DIRECTION
Transcribe the material verbatim in full; the pictures do not belong in the copy.
:: RECORD EXTRACTS
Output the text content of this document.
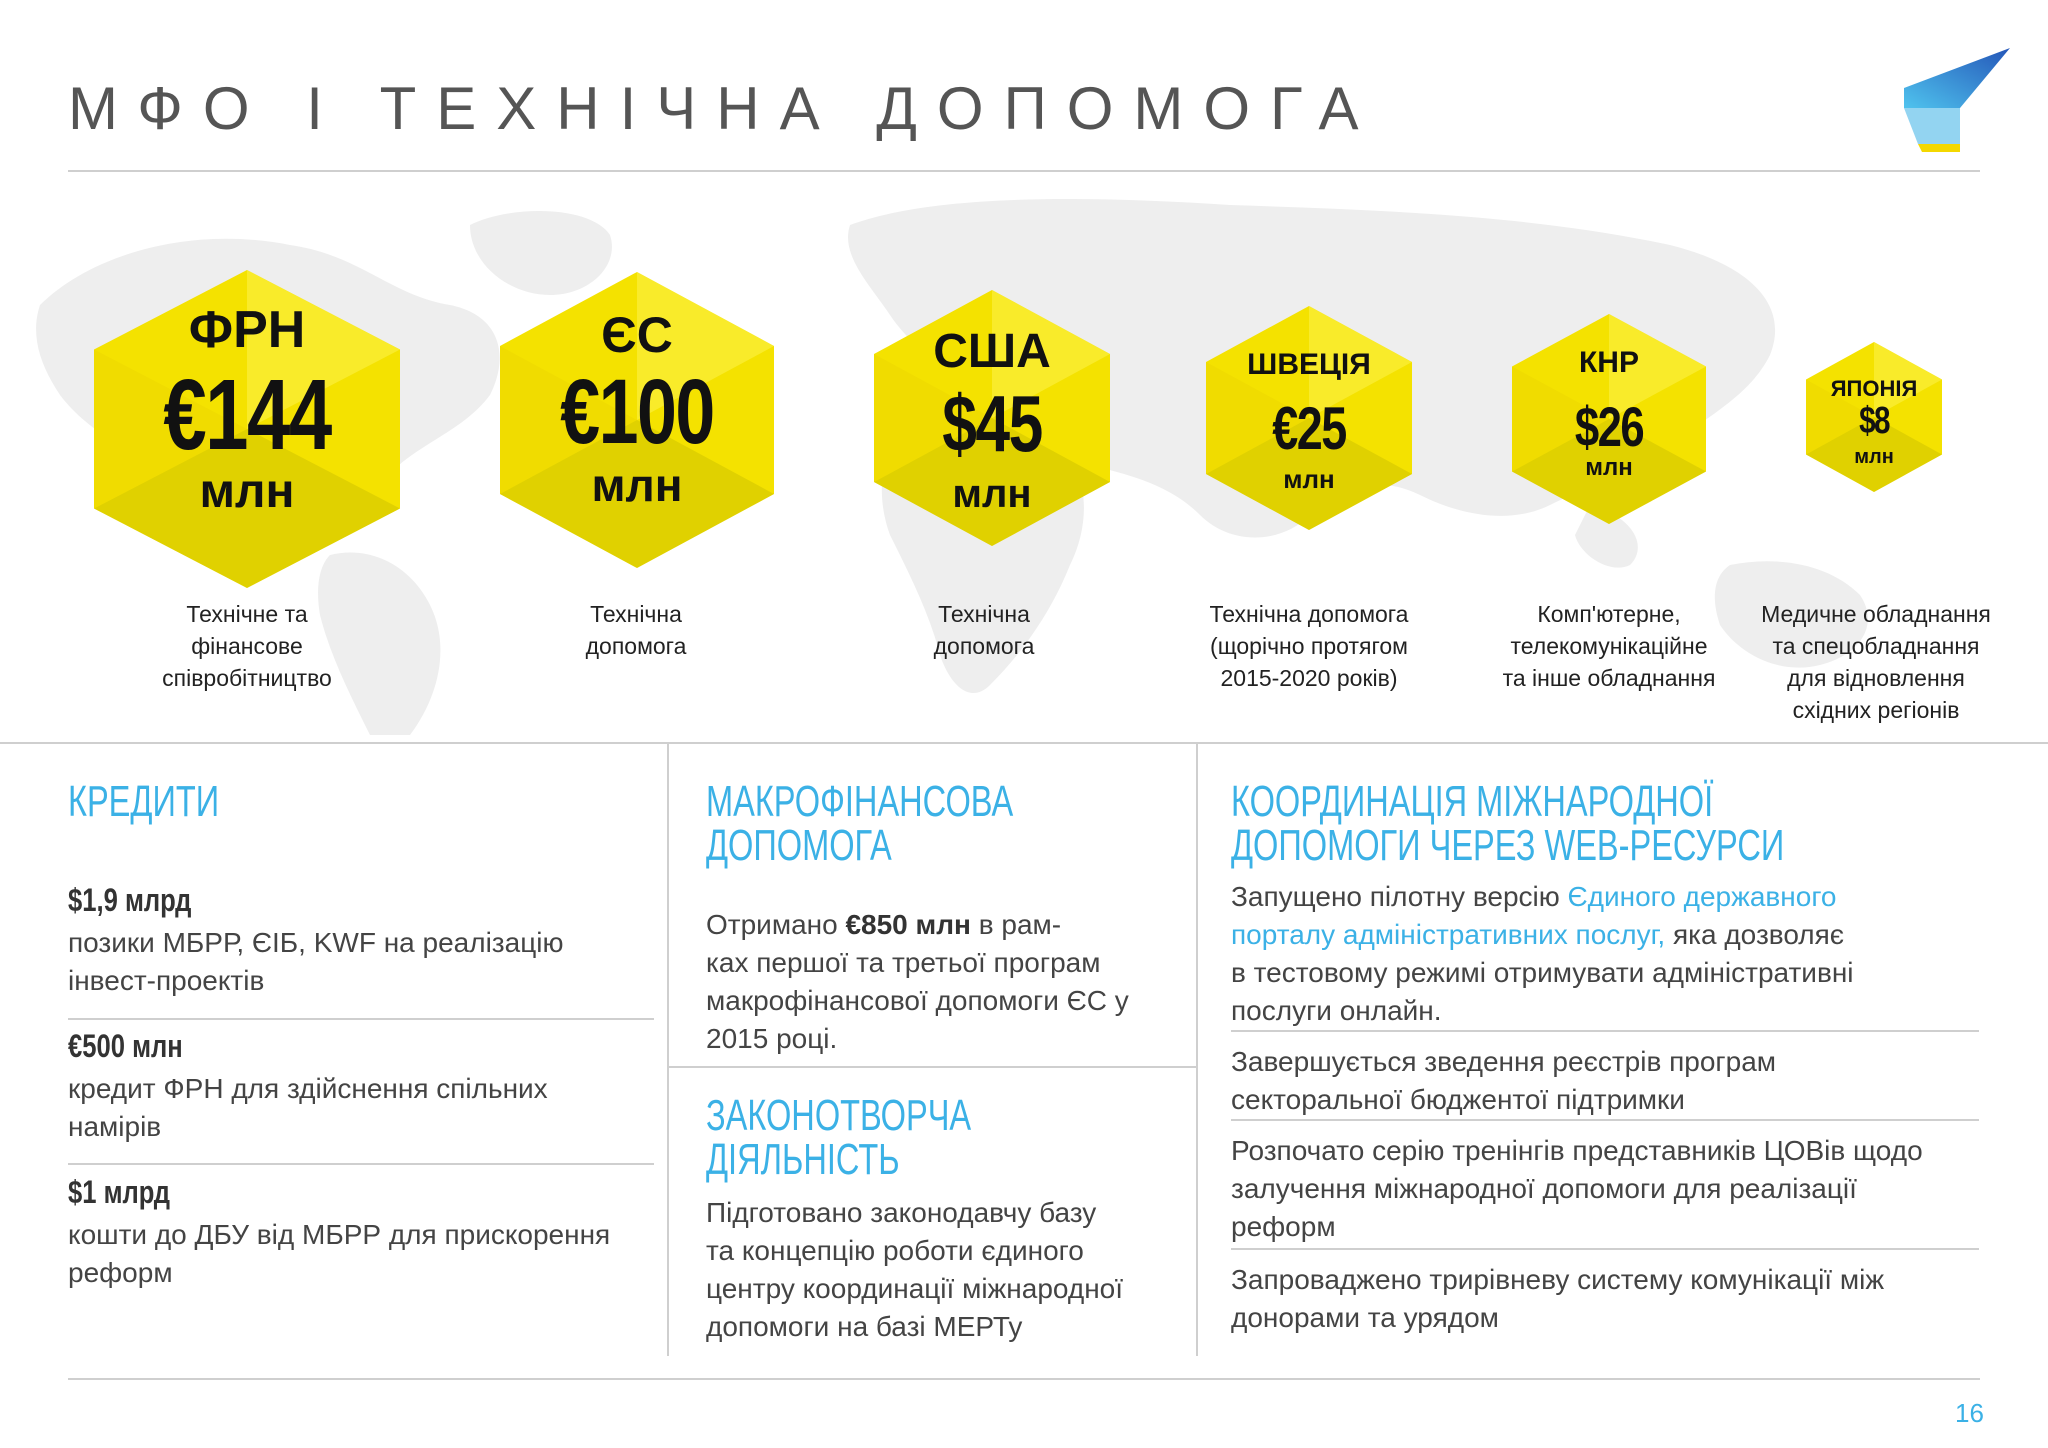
МФО І ТЕХНІЧНА ДОПОМОГА
ФРН
€144
млн
ЄС
€100
млн
США
$45
млн
ШВЕЦІЯ
€25
млн
КНР
$26
млн
ЯПОНІЯ
$8
млн
Технічне та
фінансове
співробітництво
Технічна
допомога
Технічна
допомога
Технічна допомога
(щорічно протягом
2015-2020 років)
Комп'ютерне,
телекомунікаційне
та інше обладнання
Медичне обладнання
та спецобладнання
для відновлення
східних регіонів
КРЕДИТИ
$1,9 млрд
позики МБРР, ЄІБ, KWF на реалізацію
інвест-проектів
€500 млн
кредит ФРН для здійснення спільних
намірів
$1 млрд
кошти до ДБУ від МБРР для прискорення
реформ
МАКРОФІНАНСОВА
ДОПОМОГА
Отримано €850 млн в рам-
ках першої та третьої програм
макрофінансової допомоги ЄС у
2015 році.
ЗАКОНОТВОРЧА
ДІЯЛЬНІСТЬ
Підготовано законодавчу базу
та концепцію роботи єдиного
центру координації міжнародної
допомоги на базі МЕРТу
КООРДИНАЦІЯ МІЖНАРОДНОЇ
ДОПОМОГИ ЧЕРЕЗ WEB-РЕСУРСИ
Запущено пілотну версію Єдиного державного
порталу адміністративних послуг, яка дозволяє
в тестовому режимі отримувати адміністративні
послуги онлайн.
Завершується зведення реєстрів програм
секторальної бюджентої підтримки
Розпочато серію тренінгів представників ЦОВів щодо
залучення міжнародної допомоги для реалізації
реформ
Запроваджено трирівневу систему комунікації між
донорами та урядом
16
::::
COMPLETE RESPONSE
Output the text content of this document.
МФО І ТЕХНІЧНА ДОПОМОГА
ФРН
€144
млн
ЄС
€100
млн
США
$45
млн
ШВЕЦІЯ
€25
млн
КНР
$26
млн
ЯПОНІЯ
$8
млн
Технічне та
фінансове
співробітництво
Технічна
допомога
Технічна
допомога
Технічна допомога
(щорічно протягом
2015-2020 років)
Комп'ютерне,
телекомунікаційне
та інше обладнання
Медичне обладнання
та спецобладнання
для відновлення
східних регіонів
КРЕДИТИ
$1,9 млрд
позики МБРР, ЄІБ, KWF на реалізацію
інвест-проектів
€500 млн
кредит ФРН для здійснення спільних
намірів
$1 млрд
кошти до ДБУ від МБРР для прискорення
реформ
МАКРОФІНАНСОВА
ДОПОМОГА
Отримано €850 млн в рам-
ках першої та третьої програм
макрофінансової допомоги ЄС у
2015 році.
ЗАКОНОТВОРЧА
ДІЯЛЬНІСТЬ
Підготовано законодавчу базу
та концепцію роботи єдиного
центру координації міжнародної
допомоги на базі МЕРТу
КООРДИНАЦІЯ МІЖНАРОДНОЇ
ДОПОМОГИ ЧЕРЕЗ WEB-РЕСУРСИ
Запущено пілотну версію Єдиного державного
порталу адміністративних послуг, яка дозволяє
в тестовому режимі отримувати адміністративні
послуги онлайн.
Завершується зведення реєстрів програм
секторальної бюджентої підтримки
Розпочато серію тренінгів представників ЦОВів щодо
залучення міжнародної допомоги для реалізації
реформ
Запроваджено трирівневу систему комунікації між
донорами та урядом
16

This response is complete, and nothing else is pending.